● **THE REQUEST**: Check each line of the records for "семьям"; collect those that have it.

* * * * * * *

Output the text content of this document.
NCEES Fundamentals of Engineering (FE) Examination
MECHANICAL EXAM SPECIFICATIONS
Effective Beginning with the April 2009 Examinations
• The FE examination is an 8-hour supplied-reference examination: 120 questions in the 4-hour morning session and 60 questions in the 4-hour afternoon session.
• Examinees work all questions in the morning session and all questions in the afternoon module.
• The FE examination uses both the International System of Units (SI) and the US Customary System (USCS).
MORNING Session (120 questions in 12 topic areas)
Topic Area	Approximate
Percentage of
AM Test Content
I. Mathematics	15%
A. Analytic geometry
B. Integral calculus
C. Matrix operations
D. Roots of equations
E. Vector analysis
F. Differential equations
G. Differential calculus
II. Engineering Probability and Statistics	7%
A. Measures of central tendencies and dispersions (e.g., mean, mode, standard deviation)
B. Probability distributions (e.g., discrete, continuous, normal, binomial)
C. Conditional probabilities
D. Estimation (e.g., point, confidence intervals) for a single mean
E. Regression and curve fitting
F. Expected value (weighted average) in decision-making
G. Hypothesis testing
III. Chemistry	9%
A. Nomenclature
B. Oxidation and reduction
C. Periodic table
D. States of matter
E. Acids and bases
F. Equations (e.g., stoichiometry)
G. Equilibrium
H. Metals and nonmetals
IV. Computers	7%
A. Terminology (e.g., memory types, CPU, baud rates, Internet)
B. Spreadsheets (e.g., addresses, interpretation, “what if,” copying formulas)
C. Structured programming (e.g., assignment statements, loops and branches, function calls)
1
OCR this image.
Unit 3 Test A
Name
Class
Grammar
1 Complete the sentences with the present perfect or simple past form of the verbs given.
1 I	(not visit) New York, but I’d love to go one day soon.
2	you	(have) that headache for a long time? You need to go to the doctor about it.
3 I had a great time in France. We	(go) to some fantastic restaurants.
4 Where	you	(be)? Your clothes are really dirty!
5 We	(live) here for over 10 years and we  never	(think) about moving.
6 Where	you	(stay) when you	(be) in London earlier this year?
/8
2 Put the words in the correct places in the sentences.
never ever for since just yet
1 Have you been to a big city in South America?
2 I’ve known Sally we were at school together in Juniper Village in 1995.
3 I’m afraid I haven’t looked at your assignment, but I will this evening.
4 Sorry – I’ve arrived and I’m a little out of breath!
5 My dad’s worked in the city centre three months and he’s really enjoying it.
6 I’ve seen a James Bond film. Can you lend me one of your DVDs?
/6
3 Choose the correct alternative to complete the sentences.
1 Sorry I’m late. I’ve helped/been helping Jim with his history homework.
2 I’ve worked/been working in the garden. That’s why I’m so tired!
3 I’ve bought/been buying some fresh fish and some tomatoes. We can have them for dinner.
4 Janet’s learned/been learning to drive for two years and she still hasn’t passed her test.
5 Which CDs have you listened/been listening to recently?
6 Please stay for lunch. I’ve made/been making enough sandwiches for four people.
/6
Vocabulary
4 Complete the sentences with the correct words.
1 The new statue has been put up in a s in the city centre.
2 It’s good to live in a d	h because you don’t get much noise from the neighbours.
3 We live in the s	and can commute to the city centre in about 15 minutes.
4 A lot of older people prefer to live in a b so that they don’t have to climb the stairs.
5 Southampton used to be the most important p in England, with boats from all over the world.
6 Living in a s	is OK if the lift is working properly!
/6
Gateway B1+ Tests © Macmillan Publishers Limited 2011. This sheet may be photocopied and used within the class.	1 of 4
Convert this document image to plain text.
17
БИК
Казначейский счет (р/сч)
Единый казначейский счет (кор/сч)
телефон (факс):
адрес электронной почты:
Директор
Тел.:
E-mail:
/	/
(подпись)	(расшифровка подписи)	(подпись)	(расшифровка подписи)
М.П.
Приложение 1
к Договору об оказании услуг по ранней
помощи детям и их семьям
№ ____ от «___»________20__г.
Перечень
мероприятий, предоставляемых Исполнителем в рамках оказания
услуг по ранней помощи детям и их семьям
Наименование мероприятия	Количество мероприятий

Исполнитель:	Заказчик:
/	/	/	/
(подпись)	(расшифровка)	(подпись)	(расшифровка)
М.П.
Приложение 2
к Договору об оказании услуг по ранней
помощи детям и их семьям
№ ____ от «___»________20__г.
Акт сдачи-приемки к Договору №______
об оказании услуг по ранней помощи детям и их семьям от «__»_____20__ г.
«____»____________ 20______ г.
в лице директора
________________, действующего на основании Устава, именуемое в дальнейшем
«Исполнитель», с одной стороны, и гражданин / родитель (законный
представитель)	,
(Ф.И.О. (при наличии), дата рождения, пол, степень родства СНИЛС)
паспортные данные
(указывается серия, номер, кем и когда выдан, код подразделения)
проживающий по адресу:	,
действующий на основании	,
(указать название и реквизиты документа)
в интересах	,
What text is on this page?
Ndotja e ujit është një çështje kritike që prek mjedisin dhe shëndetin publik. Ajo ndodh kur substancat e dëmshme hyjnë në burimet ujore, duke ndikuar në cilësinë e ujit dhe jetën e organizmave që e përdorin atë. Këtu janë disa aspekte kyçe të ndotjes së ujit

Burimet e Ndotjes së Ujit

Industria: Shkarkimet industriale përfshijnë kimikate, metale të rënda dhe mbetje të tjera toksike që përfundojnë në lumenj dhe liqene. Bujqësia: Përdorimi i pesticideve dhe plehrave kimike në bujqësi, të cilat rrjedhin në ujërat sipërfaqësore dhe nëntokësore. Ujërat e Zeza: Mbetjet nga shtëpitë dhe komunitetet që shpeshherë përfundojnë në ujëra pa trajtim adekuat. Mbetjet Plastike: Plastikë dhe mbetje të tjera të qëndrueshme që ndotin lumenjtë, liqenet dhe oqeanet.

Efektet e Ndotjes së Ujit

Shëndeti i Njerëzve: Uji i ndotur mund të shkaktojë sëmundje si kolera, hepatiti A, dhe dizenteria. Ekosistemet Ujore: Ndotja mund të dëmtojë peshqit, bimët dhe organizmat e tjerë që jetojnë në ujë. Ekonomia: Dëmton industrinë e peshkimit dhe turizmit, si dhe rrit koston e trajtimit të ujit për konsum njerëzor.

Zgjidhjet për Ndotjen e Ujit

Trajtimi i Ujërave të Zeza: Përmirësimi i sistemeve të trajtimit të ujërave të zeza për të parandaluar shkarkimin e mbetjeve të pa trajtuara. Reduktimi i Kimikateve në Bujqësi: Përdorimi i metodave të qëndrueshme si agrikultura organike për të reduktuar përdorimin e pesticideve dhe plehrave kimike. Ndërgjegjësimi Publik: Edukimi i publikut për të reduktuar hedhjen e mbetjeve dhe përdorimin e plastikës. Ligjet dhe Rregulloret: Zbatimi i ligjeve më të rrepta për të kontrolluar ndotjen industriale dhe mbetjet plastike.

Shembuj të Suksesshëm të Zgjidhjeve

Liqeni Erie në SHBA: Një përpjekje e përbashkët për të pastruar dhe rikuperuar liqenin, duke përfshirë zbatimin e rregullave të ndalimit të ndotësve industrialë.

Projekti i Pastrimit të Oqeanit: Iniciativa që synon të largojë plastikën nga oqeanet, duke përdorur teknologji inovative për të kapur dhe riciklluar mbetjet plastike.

* * * * * * *

● **PROBLEM SOLUTION**:
помощи детям и их семьям
услуг по ранней помощи детям и их семьям
помощи детям и их семьям
об оказании услуг по ранней помощи детям и их семьям от «__»_____20__ г.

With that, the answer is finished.